Dataset items
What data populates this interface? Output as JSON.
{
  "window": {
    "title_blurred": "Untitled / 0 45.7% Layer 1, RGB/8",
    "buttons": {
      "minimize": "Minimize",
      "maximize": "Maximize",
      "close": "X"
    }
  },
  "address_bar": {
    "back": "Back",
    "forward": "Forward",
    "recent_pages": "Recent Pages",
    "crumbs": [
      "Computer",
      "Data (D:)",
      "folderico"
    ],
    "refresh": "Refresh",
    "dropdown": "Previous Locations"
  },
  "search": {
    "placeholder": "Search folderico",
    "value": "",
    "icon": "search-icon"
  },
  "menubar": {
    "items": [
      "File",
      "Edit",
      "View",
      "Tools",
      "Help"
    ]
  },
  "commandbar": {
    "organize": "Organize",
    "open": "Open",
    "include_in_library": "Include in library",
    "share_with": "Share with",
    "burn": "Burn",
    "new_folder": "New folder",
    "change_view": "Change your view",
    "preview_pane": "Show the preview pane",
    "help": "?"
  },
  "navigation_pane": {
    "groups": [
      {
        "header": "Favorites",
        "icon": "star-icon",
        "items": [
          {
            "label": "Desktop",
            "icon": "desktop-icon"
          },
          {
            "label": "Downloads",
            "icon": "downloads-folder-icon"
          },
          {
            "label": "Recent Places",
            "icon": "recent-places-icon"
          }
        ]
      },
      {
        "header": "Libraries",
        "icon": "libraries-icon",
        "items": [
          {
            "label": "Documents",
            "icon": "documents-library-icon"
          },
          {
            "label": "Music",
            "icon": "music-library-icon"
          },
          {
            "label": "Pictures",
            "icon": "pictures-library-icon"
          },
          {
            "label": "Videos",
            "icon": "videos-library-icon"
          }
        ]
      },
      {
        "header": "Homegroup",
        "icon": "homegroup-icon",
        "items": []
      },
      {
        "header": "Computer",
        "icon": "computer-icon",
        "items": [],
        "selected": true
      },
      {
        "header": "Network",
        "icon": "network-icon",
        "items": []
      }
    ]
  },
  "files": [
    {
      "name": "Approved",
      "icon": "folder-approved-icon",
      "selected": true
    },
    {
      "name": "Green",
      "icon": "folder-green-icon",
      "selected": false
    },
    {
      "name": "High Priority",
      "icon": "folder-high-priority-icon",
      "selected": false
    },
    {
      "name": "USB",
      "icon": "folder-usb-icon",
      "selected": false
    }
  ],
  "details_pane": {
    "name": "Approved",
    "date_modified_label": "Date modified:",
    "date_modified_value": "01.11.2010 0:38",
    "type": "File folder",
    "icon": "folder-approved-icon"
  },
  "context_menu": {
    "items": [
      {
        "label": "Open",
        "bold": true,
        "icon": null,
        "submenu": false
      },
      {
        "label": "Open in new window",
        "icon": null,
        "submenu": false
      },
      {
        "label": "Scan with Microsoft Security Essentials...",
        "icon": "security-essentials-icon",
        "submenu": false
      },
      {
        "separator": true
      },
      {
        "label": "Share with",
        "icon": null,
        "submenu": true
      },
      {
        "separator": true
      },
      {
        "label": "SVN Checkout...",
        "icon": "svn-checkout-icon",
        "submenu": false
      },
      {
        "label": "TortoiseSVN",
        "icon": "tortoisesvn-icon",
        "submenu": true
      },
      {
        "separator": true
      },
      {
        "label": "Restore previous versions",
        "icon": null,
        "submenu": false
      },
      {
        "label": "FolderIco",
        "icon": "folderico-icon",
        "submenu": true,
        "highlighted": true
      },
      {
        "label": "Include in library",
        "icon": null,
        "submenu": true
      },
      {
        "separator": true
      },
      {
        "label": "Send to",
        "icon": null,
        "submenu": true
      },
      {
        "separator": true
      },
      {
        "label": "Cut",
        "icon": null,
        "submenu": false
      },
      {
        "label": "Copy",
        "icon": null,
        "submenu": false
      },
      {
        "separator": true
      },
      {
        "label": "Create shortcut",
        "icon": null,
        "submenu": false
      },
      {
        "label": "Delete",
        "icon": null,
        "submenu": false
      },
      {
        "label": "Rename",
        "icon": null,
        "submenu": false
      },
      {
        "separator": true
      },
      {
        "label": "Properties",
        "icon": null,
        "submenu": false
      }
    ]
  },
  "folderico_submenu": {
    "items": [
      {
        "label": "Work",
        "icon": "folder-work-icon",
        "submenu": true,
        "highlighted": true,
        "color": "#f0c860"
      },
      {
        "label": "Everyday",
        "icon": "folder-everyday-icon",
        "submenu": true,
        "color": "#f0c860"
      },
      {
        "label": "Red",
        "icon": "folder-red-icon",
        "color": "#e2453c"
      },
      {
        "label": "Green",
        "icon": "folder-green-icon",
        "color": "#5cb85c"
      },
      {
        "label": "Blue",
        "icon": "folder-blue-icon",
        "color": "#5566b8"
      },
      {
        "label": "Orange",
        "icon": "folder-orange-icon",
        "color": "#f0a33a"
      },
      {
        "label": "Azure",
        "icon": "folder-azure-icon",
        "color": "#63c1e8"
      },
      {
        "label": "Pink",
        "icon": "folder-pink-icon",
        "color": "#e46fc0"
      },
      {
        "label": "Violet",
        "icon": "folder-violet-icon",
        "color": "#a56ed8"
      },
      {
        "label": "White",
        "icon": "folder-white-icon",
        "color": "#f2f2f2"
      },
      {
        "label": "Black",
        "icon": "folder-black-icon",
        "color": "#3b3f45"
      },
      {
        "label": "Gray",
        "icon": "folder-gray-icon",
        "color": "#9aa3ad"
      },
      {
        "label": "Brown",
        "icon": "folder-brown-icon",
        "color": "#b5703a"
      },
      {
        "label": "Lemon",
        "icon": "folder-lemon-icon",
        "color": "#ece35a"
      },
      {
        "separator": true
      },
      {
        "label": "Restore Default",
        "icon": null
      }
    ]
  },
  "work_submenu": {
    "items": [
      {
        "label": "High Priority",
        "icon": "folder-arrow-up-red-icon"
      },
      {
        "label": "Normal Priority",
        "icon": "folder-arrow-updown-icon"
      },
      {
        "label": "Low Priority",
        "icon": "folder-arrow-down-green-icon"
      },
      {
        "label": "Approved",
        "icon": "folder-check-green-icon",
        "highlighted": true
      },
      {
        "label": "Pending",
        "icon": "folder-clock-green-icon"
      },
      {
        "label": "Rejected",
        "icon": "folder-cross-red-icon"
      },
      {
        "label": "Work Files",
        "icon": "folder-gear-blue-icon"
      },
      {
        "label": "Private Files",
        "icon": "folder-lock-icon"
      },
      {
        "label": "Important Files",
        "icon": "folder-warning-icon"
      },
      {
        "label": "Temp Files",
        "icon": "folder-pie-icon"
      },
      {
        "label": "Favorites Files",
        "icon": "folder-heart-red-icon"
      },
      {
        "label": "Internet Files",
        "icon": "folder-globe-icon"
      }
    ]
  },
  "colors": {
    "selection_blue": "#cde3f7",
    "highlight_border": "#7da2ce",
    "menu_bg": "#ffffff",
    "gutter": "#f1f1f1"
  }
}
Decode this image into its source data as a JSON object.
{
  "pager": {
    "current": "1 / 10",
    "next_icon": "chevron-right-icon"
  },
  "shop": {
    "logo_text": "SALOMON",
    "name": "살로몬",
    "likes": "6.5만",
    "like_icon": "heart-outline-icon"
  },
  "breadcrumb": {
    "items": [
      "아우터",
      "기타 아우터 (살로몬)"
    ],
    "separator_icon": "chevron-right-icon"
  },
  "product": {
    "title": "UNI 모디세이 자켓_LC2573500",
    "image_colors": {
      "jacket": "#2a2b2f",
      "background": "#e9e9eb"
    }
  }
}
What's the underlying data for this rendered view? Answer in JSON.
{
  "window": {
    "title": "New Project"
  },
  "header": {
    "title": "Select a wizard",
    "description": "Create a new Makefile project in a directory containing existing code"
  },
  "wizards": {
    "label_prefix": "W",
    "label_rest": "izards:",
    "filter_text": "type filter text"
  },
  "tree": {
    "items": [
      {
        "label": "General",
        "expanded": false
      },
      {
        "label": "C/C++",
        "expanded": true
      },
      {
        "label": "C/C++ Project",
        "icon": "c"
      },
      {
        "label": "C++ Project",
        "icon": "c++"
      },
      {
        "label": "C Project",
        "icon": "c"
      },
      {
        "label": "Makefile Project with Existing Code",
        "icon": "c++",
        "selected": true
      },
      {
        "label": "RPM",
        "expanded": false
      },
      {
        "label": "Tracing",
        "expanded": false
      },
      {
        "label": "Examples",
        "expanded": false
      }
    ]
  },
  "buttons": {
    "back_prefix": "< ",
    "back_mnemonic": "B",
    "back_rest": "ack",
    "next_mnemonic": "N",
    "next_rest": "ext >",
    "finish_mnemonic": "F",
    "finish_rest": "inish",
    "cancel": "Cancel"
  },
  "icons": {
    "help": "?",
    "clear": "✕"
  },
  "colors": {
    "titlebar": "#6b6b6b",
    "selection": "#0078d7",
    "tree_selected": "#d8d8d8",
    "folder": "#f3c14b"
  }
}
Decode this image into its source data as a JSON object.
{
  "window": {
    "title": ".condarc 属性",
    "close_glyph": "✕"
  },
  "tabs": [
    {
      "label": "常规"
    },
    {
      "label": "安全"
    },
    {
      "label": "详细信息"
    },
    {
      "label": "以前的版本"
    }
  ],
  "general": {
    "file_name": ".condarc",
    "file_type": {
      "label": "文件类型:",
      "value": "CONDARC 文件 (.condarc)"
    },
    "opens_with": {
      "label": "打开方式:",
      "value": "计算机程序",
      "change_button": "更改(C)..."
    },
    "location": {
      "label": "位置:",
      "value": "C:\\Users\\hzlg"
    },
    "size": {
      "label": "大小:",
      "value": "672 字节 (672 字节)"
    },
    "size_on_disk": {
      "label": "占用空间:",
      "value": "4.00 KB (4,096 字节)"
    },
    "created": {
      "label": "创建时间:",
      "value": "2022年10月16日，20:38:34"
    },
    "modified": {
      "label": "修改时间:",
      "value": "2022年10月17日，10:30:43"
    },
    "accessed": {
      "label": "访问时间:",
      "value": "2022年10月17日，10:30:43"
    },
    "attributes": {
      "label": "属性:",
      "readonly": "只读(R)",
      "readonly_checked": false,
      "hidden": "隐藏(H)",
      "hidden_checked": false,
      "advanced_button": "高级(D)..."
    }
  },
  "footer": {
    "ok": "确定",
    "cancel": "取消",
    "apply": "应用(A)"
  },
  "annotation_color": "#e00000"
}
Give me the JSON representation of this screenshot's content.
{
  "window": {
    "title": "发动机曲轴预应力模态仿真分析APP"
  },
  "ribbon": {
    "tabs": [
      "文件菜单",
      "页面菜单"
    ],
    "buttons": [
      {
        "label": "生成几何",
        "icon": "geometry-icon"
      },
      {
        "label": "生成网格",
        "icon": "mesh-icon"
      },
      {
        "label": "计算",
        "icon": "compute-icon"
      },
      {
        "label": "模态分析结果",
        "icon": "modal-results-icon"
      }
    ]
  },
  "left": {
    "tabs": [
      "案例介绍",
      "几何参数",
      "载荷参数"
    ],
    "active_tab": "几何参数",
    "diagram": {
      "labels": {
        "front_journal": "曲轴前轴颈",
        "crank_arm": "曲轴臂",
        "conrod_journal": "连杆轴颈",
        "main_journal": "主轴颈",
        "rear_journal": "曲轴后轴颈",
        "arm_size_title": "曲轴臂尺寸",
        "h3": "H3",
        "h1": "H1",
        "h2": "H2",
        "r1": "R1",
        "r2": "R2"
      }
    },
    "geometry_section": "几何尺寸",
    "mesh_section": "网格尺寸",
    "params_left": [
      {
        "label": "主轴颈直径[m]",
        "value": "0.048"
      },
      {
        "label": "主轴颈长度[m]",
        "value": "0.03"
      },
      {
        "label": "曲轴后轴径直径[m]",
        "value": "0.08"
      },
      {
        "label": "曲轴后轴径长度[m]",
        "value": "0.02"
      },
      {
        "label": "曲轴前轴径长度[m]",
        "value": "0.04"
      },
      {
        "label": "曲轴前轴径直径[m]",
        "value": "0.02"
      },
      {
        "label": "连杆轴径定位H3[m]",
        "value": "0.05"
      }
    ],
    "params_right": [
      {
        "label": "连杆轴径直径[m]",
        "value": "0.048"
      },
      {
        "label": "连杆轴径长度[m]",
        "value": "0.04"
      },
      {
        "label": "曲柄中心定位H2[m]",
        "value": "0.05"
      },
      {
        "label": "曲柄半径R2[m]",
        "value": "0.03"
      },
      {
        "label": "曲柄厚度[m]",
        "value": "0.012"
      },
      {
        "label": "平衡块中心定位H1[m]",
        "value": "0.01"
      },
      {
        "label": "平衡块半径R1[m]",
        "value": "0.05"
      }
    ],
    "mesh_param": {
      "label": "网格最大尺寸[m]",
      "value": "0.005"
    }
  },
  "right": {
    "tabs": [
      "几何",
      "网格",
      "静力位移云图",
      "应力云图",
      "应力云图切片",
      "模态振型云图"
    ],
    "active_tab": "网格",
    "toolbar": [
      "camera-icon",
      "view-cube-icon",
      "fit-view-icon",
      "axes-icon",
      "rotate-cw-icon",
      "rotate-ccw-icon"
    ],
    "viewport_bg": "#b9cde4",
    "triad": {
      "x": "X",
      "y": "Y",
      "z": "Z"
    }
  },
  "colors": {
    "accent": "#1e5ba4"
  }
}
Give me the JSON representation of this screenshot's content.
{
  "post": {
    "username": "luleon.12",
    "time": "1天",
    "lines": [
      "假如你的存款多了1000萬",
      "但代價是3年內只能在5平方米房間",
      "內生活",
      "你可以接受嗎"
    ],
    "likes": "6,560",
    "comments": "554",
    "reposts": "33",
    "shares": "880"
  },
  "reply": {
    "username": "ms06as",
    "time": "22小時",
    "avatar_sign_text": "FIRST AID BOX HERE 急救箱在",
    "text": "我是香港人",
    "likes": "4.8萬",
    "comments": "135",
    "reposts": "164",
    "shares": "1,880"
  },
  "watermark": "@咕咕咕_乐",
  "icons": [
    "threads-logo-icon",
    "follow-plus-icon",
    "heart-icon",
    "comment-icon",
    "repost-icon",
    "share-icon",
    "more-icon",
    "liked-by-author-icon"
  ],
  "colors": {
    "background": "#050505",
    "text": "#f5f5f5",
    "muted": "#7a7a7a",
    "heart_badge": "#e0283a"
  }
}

EXERCISE DESCRIPTION: Make a list of all lines in the data that contain "Makefile".

SOLUTION FOR THIS EXERCISE:
    "description": "Create a new Makefile project in a directory containing existing code"
        "label": "Makefile Project with Existing Code",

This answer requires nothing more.